[Start of Listed entries]

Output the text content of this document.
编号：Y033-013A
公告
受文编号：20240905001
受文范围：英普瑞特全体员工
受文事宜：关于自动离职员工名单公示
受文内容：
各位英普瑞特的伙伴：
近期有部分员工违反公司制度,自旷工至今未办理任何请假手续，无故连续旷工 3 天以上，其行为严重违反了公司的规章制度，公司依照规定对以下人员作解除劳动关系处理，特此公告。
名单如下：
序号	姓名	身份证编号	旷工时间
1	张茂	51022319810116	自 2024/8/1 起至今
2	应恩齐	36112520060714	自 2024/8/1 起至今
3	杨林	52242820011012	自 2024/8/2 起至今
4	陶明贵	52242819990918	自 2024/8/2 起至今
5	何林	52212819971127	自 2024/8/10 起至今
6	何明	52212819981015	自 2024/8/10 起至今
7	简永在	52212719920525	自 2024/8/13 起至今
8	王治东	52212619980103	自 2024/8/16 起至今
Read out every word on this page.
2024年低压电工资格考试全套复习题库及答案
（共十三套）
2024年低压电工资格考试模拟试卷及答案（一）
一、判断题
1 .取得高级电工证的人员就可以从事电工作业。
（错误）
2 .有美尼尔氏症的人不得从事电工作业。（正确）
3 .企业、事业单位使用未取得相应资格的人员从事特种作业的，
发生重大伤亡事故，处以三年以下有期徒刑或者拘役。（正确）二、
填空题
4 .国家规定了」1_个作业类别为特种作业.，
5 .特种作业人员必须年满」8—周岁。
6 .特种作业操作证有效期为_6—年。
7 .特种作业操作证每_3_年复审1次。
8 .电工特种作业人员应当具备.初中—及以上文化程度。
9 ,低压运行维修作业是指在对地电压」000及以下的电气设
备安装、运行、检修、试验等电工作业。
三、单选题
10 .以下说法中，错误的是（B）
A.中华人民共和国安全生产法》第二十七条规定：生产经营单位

[End of Listed entries]

Restate each record word for word.

Output the text content of this document.
编号：Y033-013A
公告
受文编号：20240905001
受文范围：英普瑞特全体员工
受文事宜：关于自动离职员工名单公示
受文内容：
各位英普瑞特的伙伴：
近期有部分员工违反公司制度,自旷工至今未办理任何请假手续，无故连续旷工 3 天以上，其行为严重违反了公司的规章制度，公司依照规定对以下人员作解除劳动关系处理，特此公告。
名单如下：
序号	姓名	身份证编号	旷工时间
1	张茂	51022319810116	自 2024/8/1 起至今
2	应恩齐	36112520060714	自 2024/8/1 起至今
3	杨林	52242820011012	自 2024/8/2 起至今
4	陶明贵	52242819990918	自 2024/8/2 起至今
5	何林	52212819971127	自 2024/8/10 起至今
6	何明	52212819981015	自 2024/8/10 起至今
7	简永在	52212719920525	自 2024/8/13 起至今
8	王治东	52212619980103	自 2024/8/16 起至今
Read out every word on this page.
2024年低压电工资格考试全套复习题库及答案
（共十三套）
2024年低压电工资格考试模拟试卷及答案（一）
一、判断题
1 .取得高级电工证的人员就可以从事电工作业。
（错误）
2 .有美尼尔氏症的人不得从事电工作业。（正确）
3 .企业、事业单位使用未取得相应资格的人员从事特种作业的，
发生重大伤亡事故，处以三年以下有期徒刑或者拘役。（正确）二、
填空题
4 .国家规定了」1_个作业类别为特种作业.，
5 .特种作业人员必须年满」8—周岁。
6 .特种作业操作证有效期为_6—年。
7 .特种作业操作证每_3_年复审1次。
8 .电工特种作业人员应当具备.初中—及以上文化程度。
9 ,低压运行维修作业是指在对地电压」000及以下的电气设
备安装、运行、检修、试验等电工作业。
三、单选题
10 .以下说法中，错误的是（B）
A.中华人民共和国安全生产法》第二十七条规定：生产经营单位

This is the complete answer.